Goal: In the data below, restate exactly the lines from the one with "Convert this screenshot" to the final line, both included, but not the pictures.

The records:

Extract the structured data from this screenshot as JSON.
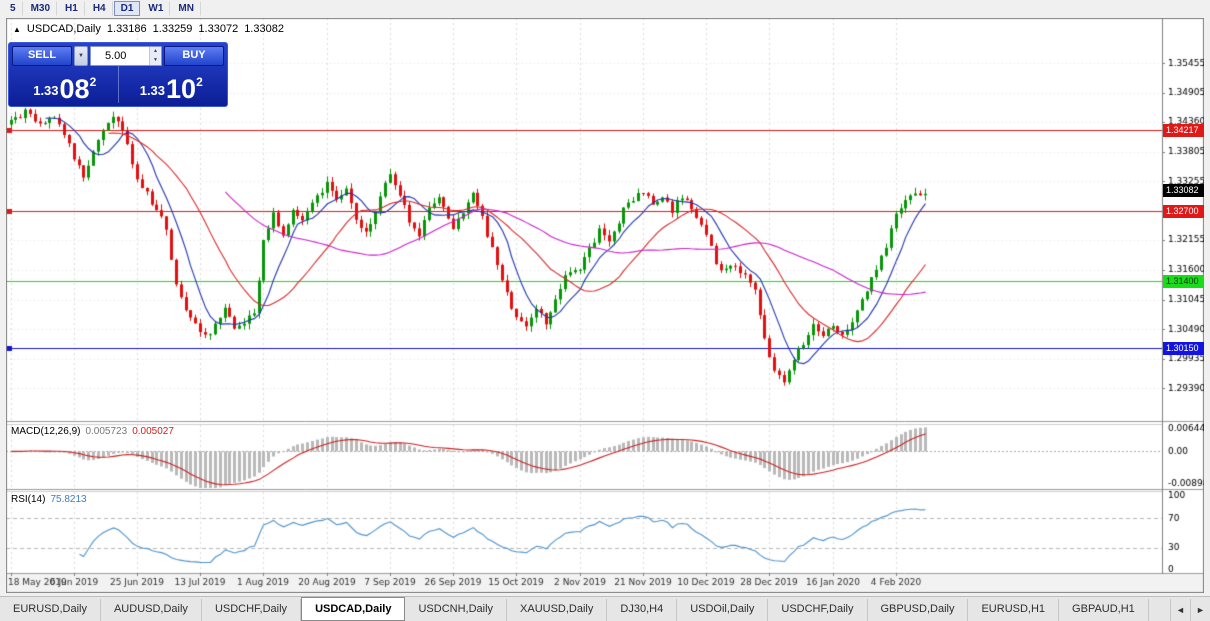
{
  "toolbar": {
    "timeframes": [
      "5",
      "M30",
      "H1",
      "H4",
      "D1",
      "W1",
      "MN"
    ],
    "active": "D1"
  },
  "header": {
    "collapse_icon": "▲",
    "title": "USDCAD,Daily",
    "open": "1.33186",
    "high": "1.33259",
    "low": "1.33072",
    "close": "1.33082"
  },
  "trade_panel": {
    "sell_label": "SELL",
    "buy_label": "BUY",
    "volume": "5.00",
    "dropdown_icon": "▼",
    "spin_up_icon": "▲",
    "spin_down_icon": "▼",
    "sell_price": {
      "prefix": "1.33",
      "big": "08",
      "sup": "2"
    },
    "buy_price": {
      "prefix": "1.33",
      "big": "10",
      "sup": "2"
    }
  },
  "tabs": {
    "items": [
      "EURUSD,Daily",
      "AUDUSD,Daily",
      "USDCHF,Daily",
      "USDCAD,Daily",
      "USDCNH,Daily",
      "XAUUSD,Daily",
      "DJ30,H4",
      "USDOil,Daily",
      "USDCHF,Daily",
      "GBPUSD,Daily",
      "EURUSD,H1",
      "GBPAUD,H1"
    ],
    "active_index": 3,
    "scroll_left": "◄",
    "scroll_right": "►"
  },
  "chart_data": {
    "type": "candlestick",
    "symbol": "USDCAD",
    "timeframe": "Daily",
    "ohlc_display": {
      "open": 1.33186,
      "high": 1.33259,
      "low": 1.33072,
      "close": 1.33082
    },
    "x_labels": [
      "18 May 2019",
      "6 Jun 2019",
      "25 Jun 2019",
      "13 Jul 2019",
      "1 Aug 2019",
      "20 Aug 2019",
      "7 Sep 2019",
      "26 Sep 2019",
      "15 Oct 2019",
      "2 Nov 2019",
      "21 Nov 2019",
      "10 Dec 2019",
      "28 Dec 2019",
      "16 Jan 2020",
      "4 Feb 2020"
    ],
    "bars_per_label": 13,
    "total_bars": 189,
    "close_anchors": [
      [
        0,
        1.3435
      ],
      [
        3,
        1.3455
      ],
      [
        6,
        1.3428
      ],
      [
        9,
        1.3446
      ],
      [
        12,
        1.3392
      ],
      [
        15,
        1.333
      ],
      [
        18,
        1.3398
      ],
      [
        21,
        1.3448
      ],
      [
        23,
        1.342
      ],
      [
        26,
        1.3332
      ],
      [
        29,
        1.3288
      ],
      [
        32,
        1.324
      ],
      [
        34,
        1.313
      ],
      [
        37,
        1.3068
      ],
      [
        39,
        1.3048
      ],
      [
        41,
        1.3038
      ],
      [
        44,
        1.309
      ],
      [
        46,
        1.3045
      ],
      [
        49,
        1.3072
      ],
      [
        50,
        1.3082
      ],
      [
        52,
        1.321
      ],
      [
        54,
        1.3262
      ],
      [
        56,
        1.3222
      ],
      [
        58,
        1.3278
      ],
      [
        60,
        1.3252
      ],
      [
        63,
        1.3298
      ],
      [
        65,
        1.3322
      ],
      [
        67,
        1.3288
      ],
      [
        69,
        1.3318
      ],
      [
        71,
        1.3258
      ],
      [
        73,
        1.323
      ],
      [
        75,
        1.3272
      ],
      [
        78,
        1.3338
      ],
      [
        80,
        1.3298
      ],
      [
        82,
        1.3252
      ],
      [
        84,
        1.3222
      ],
      [
        86,
        1.3278
      ],
      [
        88,
        1.3298
      ],
      [
        90,
        1.3258
      ],
      [
        91,
        1.3242
      ],
      [
        93,
        1.327
      ],
      [
        95,
        1.33
      ],
      [
        97,
        1.3258
      ],
      [
        99,
        1.3198
      ],
      [
        101,
        1.3138
      ],
      [
        103,
        1.3088
      ],
      [
        104,
        1.3068
      ],
      [
        106,
        1.3058
      ],
      [
        108,
        1.3088
      ],
      [
        110,
        1.3058
      ],
      [
        112,
        1.3108
      ],
      [
        114,
        1.3148
      ],
      [
        117,
        1.3162
      ],
      [
        119,
        1.3198
      ],
      [
        121,
        1.3232
      ],
      [
        123,
        1.3212
      ],
      [
        125,
        1.3252
      ],
      [
        127,
        1.3288
      ],
      [
        130,
        1.3308
      ],
      [
        132,
        1.3282
      ],
      [
        134,
        1.3298
      ],
      [
        136,
        1.3272
      ],
      [
        138,
        1.3298
      ],
      [
        140,
        1.3278
      ],
      [
        143,
        1.3228
      ],
      [
        145,
        1.3172
      ],
      [
        147,
        1.3158
      ],
      [
        149,
        1.3168
      ],
      [
        151,
        1.3148
      ],
      [
        153,
        1.3118
      ],
      [
        155,
        1.3028
      ],
      [
        157,
        1.2968
      ],
      [
        159,
        1.2955
      ],
      [
        161,
        1.2992
      ],
      [
        163,
        1.3022
      ],
      [
        165,
        1.3058
      ],
      [
        167,
        1.3042
      ],
      [
        169,
        1.3052
      ],
      [
        171,
        1.3036
      ],
      [
        173,
        1.3062
      ],
      [
        175,
        1.3102
      ],
      [
        177,
        1.314
      ],
      [
        179,
        1.3182
      ],
      [
        181,
        1.3232
      ],
      [
        182,
        1.3262
      ],
      [
        184,
        1.3288
      ],
      [
        186,
        1.3298
      ],
      [
        188,
        1.3308
      ]
    ],
    "price_axis_ticks": [
      "1.35455",
      "1.34905",
      "1.34360",
      "1.33805",
      "1.33255",
      "1.32700",
      "1.32155",
      "1.31600",
      "1.31045",
      "1.30490",
      "1.29935",
      "1.29390"
    ],
    "price_range": {
      "top": 1.363,
      "bottom": 1.2878
    },
    "current_price": {
      "value": 1.33082,
      "label": "1.33082",
      "tag_bg": "#000000",
      "tag_fg": "#ffffff"
    },
    "horizontal_levels": [
      {
        "value": 1.34217,
        "label": "1.34217",
        "color": "#e01818",
        "tag_fg": "#ffffff",
        "handle": true
      },
      {
        "value": 1.327,
        "label": "1.32700",
        "color": "#e01818",
        "tag_fg": "#ffffff",
        "handle": true
      },
      {
        "value": 1.314,
        "label": "1.31400",
        "color": "#18dd18",
        "tag_fg": "#083808",
        "handle": false
      },
      {
        "value": 1.3015,
        "label": "1.30150",
        "color": "#1414e0",
        "tag_fg": "#ffffff",
        "handle": true
      }
    ],
    "moving_averages": [
      {
        "period": 8,
        "color": "#2236ae"
      },
      {
        "period": 21,
        "color": "#d82a2a"
      },
      {
        "period": 45,
        "color": "#cc22cc"
      }
    ],
    "candle_colors": {
      "up": "#089608",
      "down": "#e01010"
    },
    "grid_color": "#dcdcdc",
    "macd": {
      "label": "MACD(12,26,9)",
      "main_value": "0.005723",
      "signal_value": "0.005027",
      "fast": 12,
      "slow": 26,
      "signal": 9,
      "axis_labels": [
        "0.006448",
        "0.00",
        "-0.008982"
      ],
      "range": {
        "max": 0.0065,
        "min": -0.009
      },
      "histogram_color": "#b9b9b9",
      "signal_color": "#cc2222"
    },
    "rsi": {
      "label": "RSI(14)",
      "value": "75.8213",
      "period": 14,
      "axis_labels": [
        "100",
        "70",
        "30",
        "0"
      ],
      "level_lines": [
        70,
        30
      ],
      "line_color": "#4f94cd"
    }
  }
}
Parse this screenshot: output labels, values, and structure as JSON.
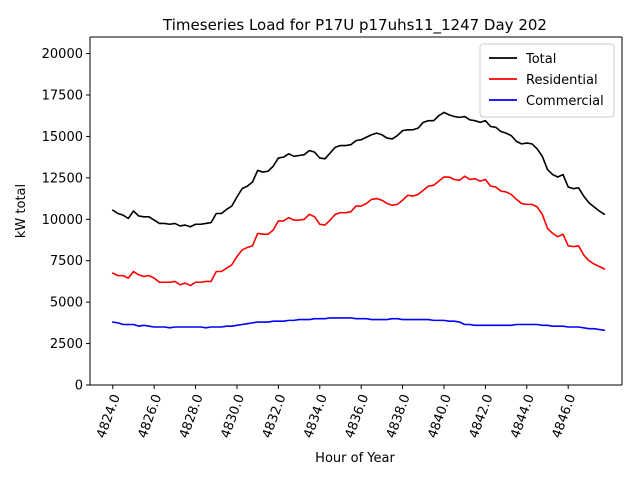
{
  "chart_data": {
    "type": "line",
    "title": "Timeseries Load for P17U p17uhs11_1247  Day 202",
    "xlabel": "Hour of Year",
    "ylabel": "kW total",
    "xlim": [
      4822.9,
      4848.6
    ],
    "ylim": [
      0,
      21000
    ],
    "x_ticks": [
      4824,
      4826,
      4828,
      4830,
      4832,
      4834,
      4836,
      4838,
      4840,
      4842,
      4844,
      4846
    ],
    "x_tick_labels": [
      "4824.0",
      "4826.0",
      "4828.0",
      "4830.0",
      "4832.0",
      "4834.0",
      "4836.0",
      "4838.0",
      "4840.0",
      "4842.0",
      "4844.0",
      "4846.0"
    ],
    "y_ticks": [
      0,
      2500,
      5000,
      7500,
      10000,
      12500,
      15000,
      17500,
      20000
    ],
    "y_tick_labels": [
      "0",
      "2500",
      "5000",
      "7500",
      "10000",
      "12500",
      "15000",
      "17500",
      "20000"
    ],
    "legend_position": "top-right",
    "x": [
      4824.0,
      4824.25,
      4824.5,
      4824.75,
      4825.0,
      4825.25,
      4825.5,
      4825.75,
      4826.0,
      4826.25,
      4826.5,
      4826.75,
      4827.0,
      4827.25,
      4827.5,
      4827.75,
      4828.0,
      4828.25,
      4828.5,
      4828.75,
      4829.0,
      4829.25,
      4829.5,
      4829.75,
      4830.0,
      4830.25,
      4830.5,
      4830.75,
      4831.0,
      4831.25,
      4831.5,
      4831.75,
      4832.0,
      4832.25,
      4832.5,
      4832.75,
      4833.0,
      4833.25,
      4833.5,
      4833.75,
      4834.0,
      4834.25,
      4834.5,
      4834.75,
      4835.0,
      4835.25,
      4835.5,
      4835.75,
      4836.0,
      4836.25,
      4836.5,
      4836.75,
      4837.0,
      4837.25,
      4837.5,
      4837.75,
      4838.0,
      4838.25,
      4838.5,
      4838.75,
      4839.0,
      4839.25,
      4839.5,
      4839.75,
      4840.0,
      4840.25,
      4840.5,
      4840.75,
      4841.0,
      4841.25,
      4841.5,
      4841.75,
      4842.0,
      4842.25,
      4842.5,
      4842.75,
      4843.0,
      4843.25,
      4843.5,
      4843.75,
      4844.0,
      4844.25,
      4844.5,
      4844.75,
      4845.0,
      4845.25,
      4845.5,
      4845.75,
      4846.0,
      4846.25,
      4846.5,
      4846.75,
      4847.0,
      4847.25,
      4847.5,
      4847.75
    ],
    "series": [
      {
        "name": "Total",
        "color": "#000000",
        "values": [
          10550,
          10350,
          10250,
          10050,
          10500,
          10200,
          10150,
          10150,
          9950,
          9750,
          9750,
          9700,
          9750,
          9600,
          9650,
          9550,
          9700,
          9700,
          9750,
          9800,
          10350,
          10350,
          10600,
          10800,
          11350,
          11850,
          12000,
          12250,
          12950,
          12850,
          12900,
          13200,
          13700,
          13750,
          13950,
          13800,
          13850,
          13900,
          14150,
          14050,
          13700,
          13650,
          14000,
          14350,
          14450,
          14450,
          14500,
          14750,
          14800,
          14950,
          15100,
          15200,
          15100,
          14900,
          14850,
          15050,
          15350,
          15400,
          15400,
          15500,
          15850,
          15950,
          15950,
          16250,
          16450,
          16300,
          16200,
          16150,
          16200,
          16000,
          15950,
          15850,
          15950,
          15600,
          15550,
          15300,
          15200,
          15050,
          14700,
          14550,
          14600,
          14550,
          14250,
          13800,
          13000,
          12700,
          12550,
          12700,
          11950,
          11850,
          11900,
          11400,
          11000,
          10750,
          10500,
          10300
        ]
      },
      {
        "name": "Residential",
        "color": "#ff0000",
        "values": [
          6750,
          6600,
          6600,
          6450,
          6850,
          6650,
          6550,
          6600,
          6450,
          6200,
          6200,
          6200,
          6250,
          6050,
          6150,
          6000,
          6200,
          6200,
          6250,
          6250,
          6850,
          6850,
          7050,
          7250,
          7750,
          8150,
          8300,
          8400,
          9150,
          9100,
          9100,
          9350,
          9900,
          9900,
          10100,
          9950,
          9950,
          10000,
          10300,
          10150,
          9700,
          9650,
          9950,
          10300,
          10400,
          10400,
          10450,
          10800,
          10800,
          10950,
          11200,
          11250,
          11150,
          10950,
          10850,
          10900,
          11150,
          11450,
          11400,
          11500,
          11750,
          12000,
          12050,
          12300,
          12550,
          12550,
          12400,
          12350,
          12600,
          12400,
          12450,
          12300,
          12400,
          12000,
          11950,
          11700,
          11650,
          11500,
          11200,
          10950,
          10900,
          10900,
          10750,
          10300,
          9450,
          9150,
          8950,
          9100,
          8400,
          8350,
          8400,
          7850,
          7500,
          7300,
          7150,
          7000
        ]
      },
      {
        "name": "Commercial",
        "color": "#0000ff",
        "values": [
          3800,
          3750,
          3650,
          3650,
          3650,
          3550,
          3600,
          3550,
          3500,
          3500,
          3500,
          3450,
          3500,
          3500,
          3500,
          3500,
          3500,
          3500,
          3450,
          3500,
          3500,
          3500,
          3550,
          3550,
          3600,
          3650,
          3700,
          3750,
          3800,
          3800,
          3800,
          3850,
          3850,
          3850,
          3900,
          3900,
          3950,
          3950,
          3950,
          4000,
          4000,
          4000,
          4050,
          4050,
          4050,
          4050,
          4050,
          4000,
          4000,
          4000,
          3950,
          3950,
          3950,
          3950,
          4000,
          4000,
          3950,
          3950,
          3950,
          3950,
          3950,
          3950,
          3900,
          3900,
          3900,
          3850,
          3850,
          3800,
          3650,
          3650,
          3600,
          3600,
          3600,
          3600,
          3600,
          3600,
          3600,
          3600,
          3650,
          3650,
          3650,
          3650,
          3650,
          3600,
          3600,
          3550,
          3550,
          3550,
          3500,
          3500,
          3500,
          3450,
          3400,
          3400,
          3350,
          3300
        ]
      }
    ]
  }
}
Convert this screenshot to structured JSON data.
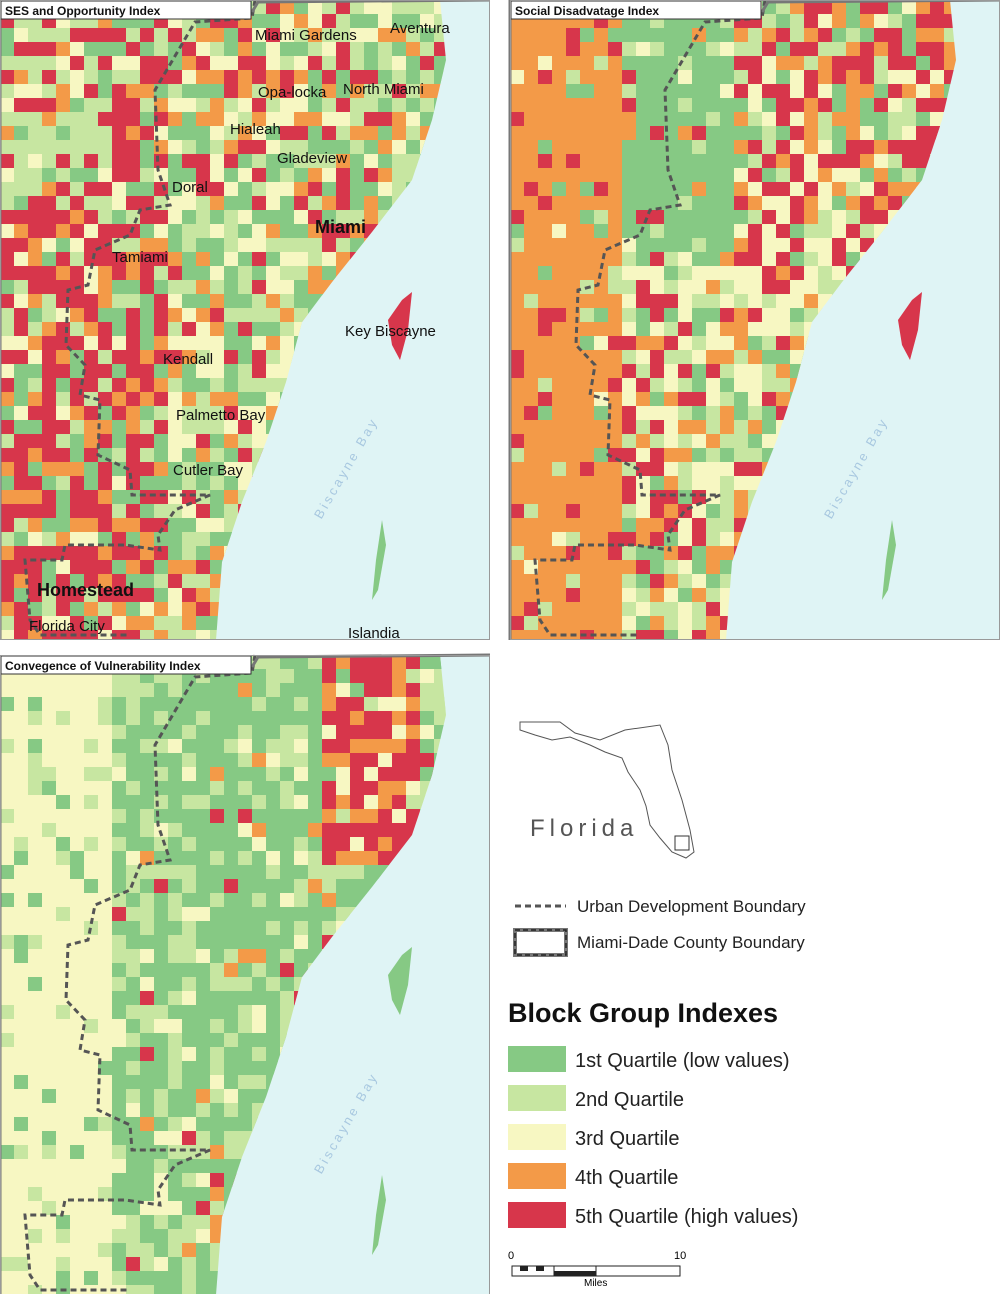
{
  "panels": [
    {
      "title": "SES and Opportunity Index",
      "water_label": "Biscayne Bay",
      "place_labels": [
        "Miami Gardens",
        "Aventura",
        "Opa-locka",
        "North Miami",
        "Hialeah",
        "Gladeview",
        "Doral",
        "Miami",
        "Tamiami",
        "Key Biscayne",
        "Kendall",
        "Palmetto Bay",
        "Cutler Bay",
        "Homestead",
        "Florida City",
        "Islandia"
      ]
    },
    {
      "title": "Social Disadvatage Index",
      "water_label": "Biscayne Bay"
    },
    {
      "title": "Convegence of Vulnerability Index",
      "water_label": "Biscayne Bay"
    }
  ],
  "inset": {
    "label": "Florida"
  },
  "boundaries": [
    "Urban Development Boundary",
    "Miami-Dade County Boundary"
  ],
  "legend": {
    "title": "Block Group Indexes",
    "quartiles": [
      {
        "label": "1st Quartile (low values)",
        "color": "#86c984"
      },
      {
        "label": "2nd Quartile",
        "color": "#c7e6a1"
      },
      {
        "label": "3rd Quartile",
        "color": "#f7f7c2"
      },
      {
        "label": "4th Quartile",
        "color": "#f39a48"
      },
      {
        "label": "5th Quartile (high values)",
        "color": "#d7364b"
      }
    ]
  },
  "scale_bar": {
    "ticks": [
      0,
      10
    ],
    "unit": "Miles"
  }
}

Output for this exercise:
Convert this screenshot to structured JSON data.
{
  "panels": [
    {
      "title": "SES and Opportunity Index",
      "water_label": "Biscayne Bay",
      "place_labels": [
        "Miami Gardens",
        "Aventura",
        "Opa-locka",
        "North Miami",
        "Hialeah",
        "Gladeview",
        "Doral",
        "Miami",
        "Tamiami",
        "Key Biscayne",
        "Kendall",
        "Palmetto Bay",
        "Cutler Bay",
        "Homestead",
        "Florida City",
        "Islandia"
      ]
    },
    {
      "title": "Social Disadvatage Index",
      "water_label": "Biscayne Bay"
    },
    {
      "title": "Convegence of Vulnerability Index",
      "water_label": "Biscayne Bay"
    }
  ],
  "inset": {
    "label": "Florida"
  },
  "boundaries": [
    "Urban Development Boundary",
    "Miami-Dade County Boundary"
  ],
  "legend": {
    "title": "Block Group Indexes",
    "quartiles": [
      {
        "label": "1st Quartile (low values)",
        "color": "#86c984"
      },
      {
        "label": "2nd Quartile",
        "color": "#c7e6a1"
      },
      {
        "label": "3rd Quartile",
        "color": "#f7f7c2"
      },
      {
        "label": "4th Quartile",
        "color": "#f39a48"
      },
      {
        "label": "5th Quartile (high values)",
        "color": "#d7364b"
      }
    ]
  },
  "scale_bar": {
    "ticks": [
      0,
      10
    ],
    "unit": "Miles"
  }
}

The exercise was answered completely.